Identify each line holding the string "position" and copy it.
### Dataset extract ###
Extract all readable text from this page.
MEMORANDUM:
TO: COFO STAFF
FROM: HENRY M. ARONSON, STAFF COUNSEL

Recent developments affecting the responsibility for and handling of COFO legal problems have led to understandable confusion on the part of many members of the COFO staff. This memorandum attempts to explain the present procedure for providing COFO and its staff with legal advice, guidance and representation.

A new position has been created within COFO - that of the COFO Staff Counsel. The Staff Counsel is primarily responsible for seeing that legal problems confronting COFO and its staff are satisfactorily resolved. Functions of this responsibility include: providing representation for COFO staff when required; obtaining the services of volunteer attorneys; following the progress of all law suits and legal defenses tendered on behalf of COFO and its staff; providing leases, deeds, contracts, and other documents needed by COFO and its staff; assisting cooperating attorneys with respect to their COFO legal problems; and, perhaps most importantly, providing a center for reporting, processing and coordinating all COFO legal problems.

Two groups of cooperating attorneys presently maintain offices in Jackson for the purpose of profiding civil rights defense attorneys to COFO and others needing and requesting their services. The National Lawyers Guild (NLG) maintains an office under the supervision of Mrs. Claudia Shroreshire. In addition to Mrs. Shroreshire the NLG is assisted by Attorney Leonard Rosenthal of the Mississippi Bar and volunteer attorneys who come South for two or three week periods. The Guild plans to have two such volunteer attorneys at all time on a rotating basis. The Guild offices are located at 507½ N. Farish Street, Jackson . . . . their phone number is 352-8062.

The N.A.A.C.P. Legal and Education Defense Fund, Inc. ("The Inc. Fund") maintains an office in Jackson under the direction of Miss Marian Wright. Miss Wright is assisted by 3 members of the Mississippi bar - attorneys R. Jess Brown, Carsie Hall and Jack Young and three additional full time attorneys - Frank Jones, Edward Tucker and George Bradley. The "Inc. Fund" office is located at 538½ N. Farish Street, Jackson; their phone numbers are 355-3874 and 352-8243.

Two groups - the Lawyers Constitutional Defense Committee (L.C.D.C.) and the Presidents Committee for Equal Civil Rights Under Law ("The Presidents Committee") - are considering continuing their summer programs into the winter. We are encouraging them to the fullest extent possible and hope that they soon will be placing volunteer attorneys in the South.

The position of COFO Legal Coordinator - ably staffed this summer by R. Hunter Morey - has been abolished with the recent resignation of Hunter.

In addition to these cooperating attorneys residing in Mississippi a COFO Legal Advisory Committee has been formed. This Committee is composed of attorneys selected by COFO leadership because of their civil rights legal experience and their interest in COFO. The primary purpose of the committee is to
###
* Full answer:
A new position has been created within COFO - that of the COFO Staff Counsel. The Staff Counsel is primarily responsible for seeing that legal problems confronting COFO and its staff are satisfactorily resolved. Functions of this responsibility include: providing representation for COFO staff when required; obtaining the services of volunteer attorneys; following the progress of all law suits and legal defenses tendered on behalf of COFO and its staff; providing leases, deeds, contracts, and other documents needed by COFO and its staff; assisting cooperating attorneys with respect to their COFO legal problems; and, perhaps most importantly, providing a center for reporting, processing and coordinating all COFO legal problems.
The position of COFO Legal Coordinator - ably staffed this summer by R. Hunter Morey - has been abolished with the recent resignation of Hunter.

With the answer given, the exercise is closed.